What you will do:
Check every line of the data below for the string "Revenue", and copy the ones that hold it.
┌─ The data
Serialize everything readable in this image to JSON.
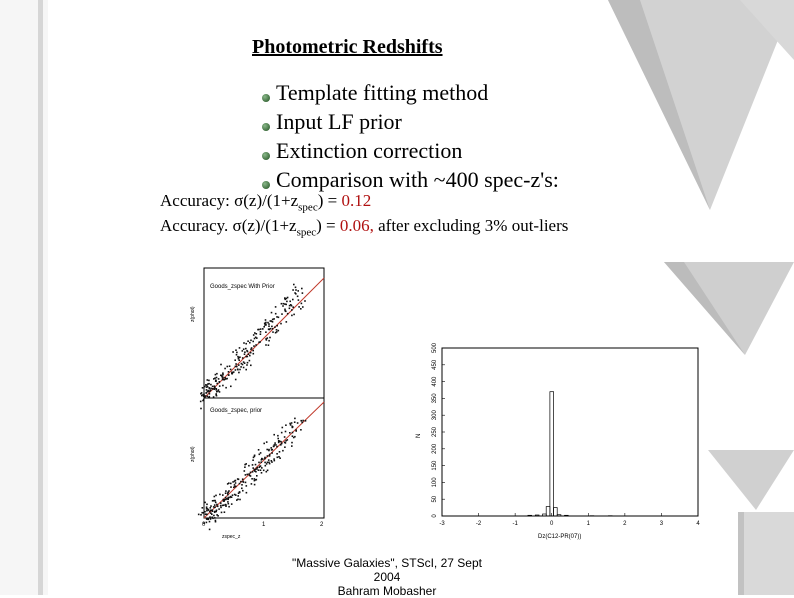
{
  "slide": {
    "title": "Photometric Redshifts",
    "bullets": [
      "Template fitting method",
      "Input LF prior",
      "Extinction correction",
      "Comparison with ~400 spec-z's:"
    ],
    "accuracy": [
      {
        "label": "Accuracy:",
        "sigma": "σ",
        "expr": "(z)/(1+z",
        "sub": "spec",
        "close": ") = ",
        "value": "0.12",
        "note": ""
      },
      {
        "label": "Accuracy.",
        "sigma": "σ",
        "expr": "(z)/(1+z",
        "sub": "spec",
        "close": ") = ",
        "value": "0.06,",
        "note": " after excluding 3% out-liers"
      }
    ],
    "footer": {
      "line1": "\"Massive Galaxies\", STScI, 27 Sept 2004",
      "line2": "Bahram Mobasher"
    },
    "colors": {
      "accent_red": "#b01010",
      "fit_line": "#c0392b",
      "bullet": "#2e6b2e",
      "deco_grey": "#c8c8c8"
    }
  },
  "chart_data": [
    {
      "type": "scatter",
      "title": "",
      "panels": [
        {
          "label": "Goods_zspec With Prior",
          "ylabel": "z(phot)",
          "xlabel": "",
          "xlim": [
            0,
            2
          ],
          "ylim": [
            0,
            2
          ]
        },
        {
          "label": "Goods_zspec, prior",
          "ylabel": "z(phot)",
          "xlabel": "zspec_z",
          "xlim": [
            0,
            2
          ],
          "ylim": [
            0,
            2
          ],
          "x_ticks": [
            "0",
            "1",
            "2"
          ]
        }
      ]
    },
    {
      "type": "bar",
      "title": "",
      "xlabel": "Dz(C12-PR(07))",
      "ylabel": "N",
      "xlim": [
        -3,
        4
      ],
      "ylim": [
        0,
        500
      ],
      "x_ticks": [
        "-3",
        "-2",
        "-1",
        "0",
        "1",
        "2",
        "3",
        "4"
      ],
      "y_ticks": [
        "0",
        "50",
        "100",
        "150",
        "200",
        "250",
        "300",
        "350",
        "400",
        "450",
        "500"
      ],
      "bins": [
        {
          "x": -0.6,
          "y": 2
        },
        {
          "x": -0.4,
          "y": 3
        },
        {
          "x": -0.2,
          "y": 6
        },
        {
          "x": -0.1,
          "y": 28
        },
        {
          "x": 0.0,
          "y": 370
        },
        {
          "x": 0.1,
          "y": 25
        },
        {
          "x": 0.2,
          "y": 4
        },
        {
          "x": 0.4,
          "y": 2
        },
        {
          "x": 1.1,
          "y": 1
        },
        {
          "x": 1.6,
          "y": 1
        }
      ]
    }
  ]
}
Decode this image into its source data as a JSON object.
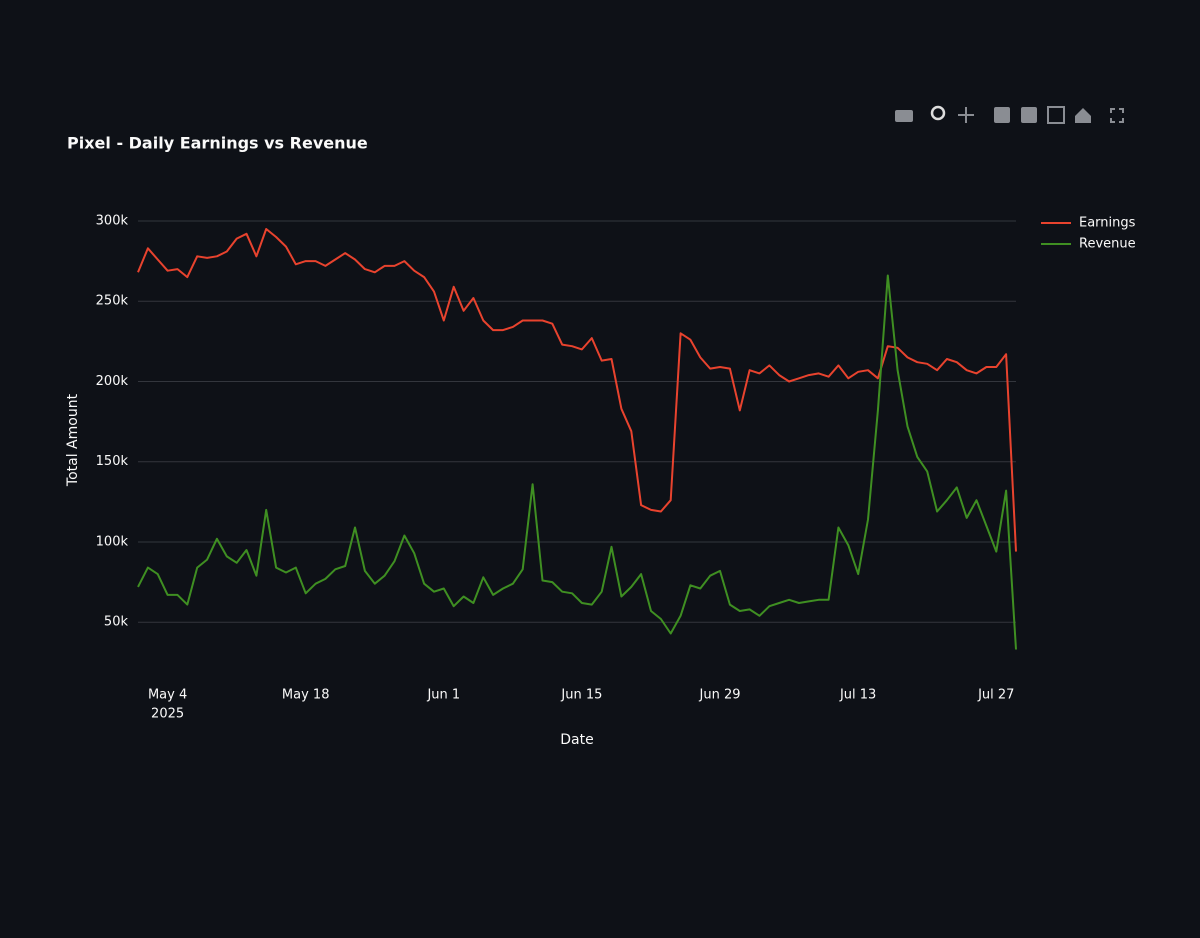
{
  "chart_data": {
    "type": "line",
    "title": "Pixel - Daily Earnings vs Revenue",
    "x_label": "Date",
    "y_label": "Total Amount",
    "x": [
      "2025-05-01",
      "2025-05-02",
      "2025-05-03",
      "2025-05-04",
      "2025-05-05",
      "2025-05-06",
      "2025-05-07",
      "2025-05-08",
      "2025-05-09",
      "2025-05-10",
      "2025-05-11",
      "2025-05-12",
      "2025-05-13",
      "2025-05-14",
      "2025-05-15",
      "2025-05-16",
      "2025-05-17",
      "2025-05-18",
      "2025-05-19",
      "2025-05-20",
      "2025-05-21",
      "2025-05-22",
      "2025-05-23",
      "2025-05-24",
      "2025-05-25",
      "2025-05-26",
      "2025-05-27",
      "2025-05-28",
      "2025-05-29",
      "2025-05-30",
      "2025-05-31",
      "2025-06-01",
      "2025-06-02",
      "2025-06-03",
      "2025-06-04",
      "2025-06-05",
      "2025-06-06",
      "2025-06-07",
      "2025-06-08",
      "2025-06-09",
      "2025-06-10",
      "2025-06-11",
      "2025-06-12",
      "2025-06-13",
      "2025-06-14",
      "2025-06-15",
      "2025-06-16",
      "2025-06-17",
      "2025-06-18",
      "2025-06-19",
      "2025-06-20",
      "2025-06-21",
      "2025-06-22",
      "2025-06-23",
      "2025-06-24",
      "2025-06-25",
      "2025-06-26",
      "2025-06-27",
      "2025-06-28",
      "2025-06-29",
      "2025-06-30",
      "2025-07-01",
      "2025-07-02",
      "2025-07-03",
      "2025-07-04",
      "2025-07-05",
      "2025-07-06",
      "2025-07-07",
      "2025-07-08",
      "2025-07-09",
      "2025-07-10",
      "2025-07-11",
      "2025-07-12",
      "2025-07-13",
      "2025-07-14",
      "2025-07-15",
      "2025-07-16",
      "2025-07-17",
      "2025-07-18",
      "2025-07-19",
      "2025-07-20",
      "2025-07-21",
      "2025-07-22",
      "2025-07-23",
      "2025-07-24",
      "2025-07-25",
      "2025-07-26",
      "2025-07-27",
      "2025-07-28",
      "2025-07-29"
    ],
    "series": [
      {
        "name": "Earnings",
        "color": "#e8432e",
        "values": [
          268000,
          283000,
          276000,
          269000,
          270000,
          265000,
          278000,
          277000,
          278000,
          281000,
          289000,
          292000,
          278000,
          295000,
          290000,
          284000,
          273000,
          275000,
          275000,
          272000,
          276000,
          280000,
          276000,
          270000,
          268000,
          272000,
          272000,
          275000,
          269000,
          265000,
          256000,
          238000,
          259000,
          244000,
          252000,
          238000,
          232000,
          232000,
          234000,
          238000,
          238000,
          238000,
          236000,
          223000,
          222000,
          220000,
          227000,
          213000,
          214000,
          183000,
          169000,
          123000,
          120000,
          119000,
          126000,
          230000,
          226000,
          215000,
          208000,
          209000,
          208000,
          182000,
          207000,
          205000,
          210000,
          204000,
          200000,
          202000,
          204000,
          205000,
          203000,
          210000,
          202000,
          206000,
          207000,
          202000,
          222000,
          221000,
          215000,
          212000,
          211000,
          207000,
          214000,
          212000,
          207000,
          205000,
          209000,
          209000,
          217000,
          94000
        ]
      },
      {
        "name": "Revenue",
        "color": "#3f8f22",
        "values": [
          72000,
          84000,
          80000,
          67000,
          67000,
          61000,
          84000,
          89000,
          102000,
          91000,
          87000,
          95000,
          79000,
          120000,
          84000,
          81000,
          84000,
          68000,
          74000,
          77000,
          83000,
          85000,
          109000,
          82000,
          74000,
          79000,
          88000,
          104000,
          93000,
          74000,
          69000,
          71000,
          60000,
          66000,
          62000,
          78000,
          67000,
          71000,
          74000,
          83000,
          136000,
          76000,
          75000,
          69000,
          68000,
          62000,
          61000,
          69000,
          97000,
          66000,
          72000,
          80000,
          57000,
          52000,
          43000,
          54000,
          73000,
          71000,
          79000,
          82000,
          61000,
          57000,
          58000,
          54000,
          60000,
          62000,
          64000,
          62000,
          63000,
          64000,
          64000,
          109000,
          98000,
          80000,
          114000,
          182000,
          266000,
          207000,
          172000,
          153000,
          144000,
          119000,
          126000,
          134000,
          115000,
          126000,
          110000,
          94000,
          132000,
          33000
        ]
      }
    ],
    "xlim": [
      "2025-05-01",
      "2025-07-29"
    ],
    "xticks": [
      {
        "value": "2025-05-04",
        "label": "May 4",
        "sublabel": "2025"
      },
      {
        "value": "2025-05-18",
        "label": "May 18"
      },
      {
        "value": "2025-06-01",
        "label": "Jun 1"
      },
      {
        "value": "2025-06-15",
        "label": "Jun 15"
      },
      {
        "value": "2025-06-29",
        "label": "Jun 29"
      },
      {
        "value": "2025-07-13",
        "label": "Jul 13"
      },
      {
        "value": "2025-07-27",
        "label": "Jul 27"
      }
    ],
    "ylim": [
      14000,
      314000
    ],
    "yticks": [
      {
        "value": 50000,
        "label": "50k"
      },
      {
        "value": 100000,
        "label": "100k"
      },
      {
        "value": 150000,
        "label": "150k"
      },
      {
        "value": 200000,
        "label": "200k"
      },
      {
        "value": 250000,
        "label": "250k"
      },
      {
        "value": 300000,
        "label": "300k"
      }
    ],
    "grid": true,
    "legend": "top-right"
  }
}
└─
The answer:
    "title": "Pixel - Daily Earnings vs Revenue",
        "name": "Revenue",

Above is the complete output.